Brief
Return the data exactly, with all pictures removed.
•••
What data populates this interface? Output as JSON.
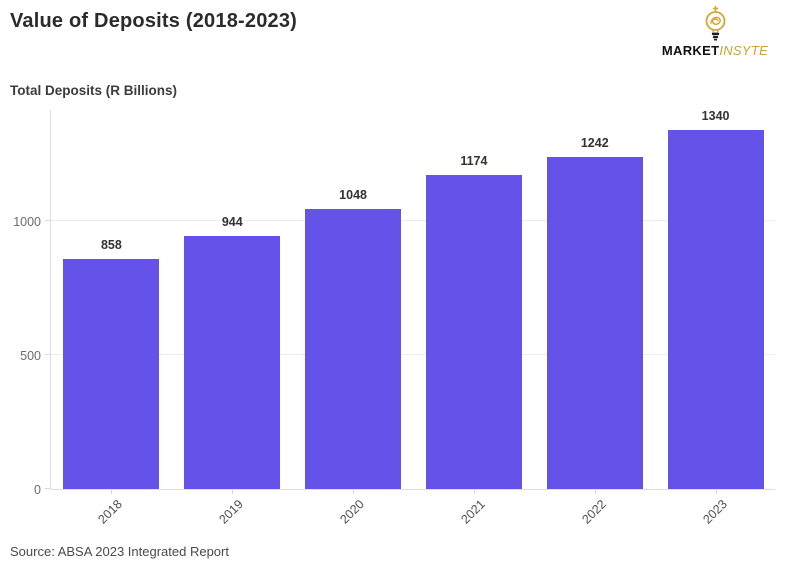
{
  "header": {
    "title": "Value of Deposits (2018-2023)",
    "logo": {
      "brand_primary": "MARKET",
      "brand_accent": "INSYTE",
      "icon": "lightbulb-icon"
    }
  },
  "chart_data": {
    "type": "bar",
    "title": "Value of Deposits (2018-2023)",
    "axis_title": "Total Deposits (R Billions)",
    "categories": [
      "2018",
      "2019",
      "2020",
      "2021",
      "2022",
      "2023"
    ],
    "values": [
      858,
      944,
      1048,
      1174,
      1242,
      1340
    ],
    "yticks": [
      0,
      500,
      1000
    ],
    "ylim": [
      0,
      1420
    ],
    "grid": "horizontal",
    "legend": "none",
    "data_labels": true,
    "xlabel": "",
    "ylabel": "Total Deposits (R Billions)"
  },
  "footer": {
    "source": "Source: ABSA 2023 Integrated Report"
  },
  "colors": {
    "bar": "#6552e8",
    "gold": "#c9a22f",
    "title_text": "#2b2b2b",
    "axis_text": "#6b6b6b",
    "label_text": "#333333"
  }
}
•••
Result below
What data populates this interface? Output as JSON.
{
  "header": {
    "title": "Value of Deposits (2018-2023)",
    "logo": {
      "brand_primary": "MARKET",
      "brand_accent": "INSYTE",
      "icon": "lightbulb-icon"
    }
  },
  "chart_data": {
    "type": "bar",
    "title": "Value of Deposits (2018-2023)",
    "axis_title": "Total Deposits (R Billions)",
    "categories": [
      "2018",
      "2019",
      "2020",
      "2021",
      "2022",
      "2023"
    ],
    "values": [
      858,
      944,
      1048,
      1174,
      1242,
      1340
    ],
    "yticks": [
      0,
      500,
      1000
    ],
    "ylim": [
      0,
      1420
    ],
    "grid": "horizontal",
    "legend": "none",
    "data_labels": true,
    "xlabel": "",
    "ylabel": "Total Deposits (R Billions)"
  },
  "footer": {
    "source": "Source: ABSA 2023 Integrated Report"
  },
  "colors": {
    "bar": "#6552e8",
    "gold": "#c9a22f",
    "title_text": "#2b2b2b",
    "axis_text": "#6b6b6b",
    "label_text": "#333333"
  }
}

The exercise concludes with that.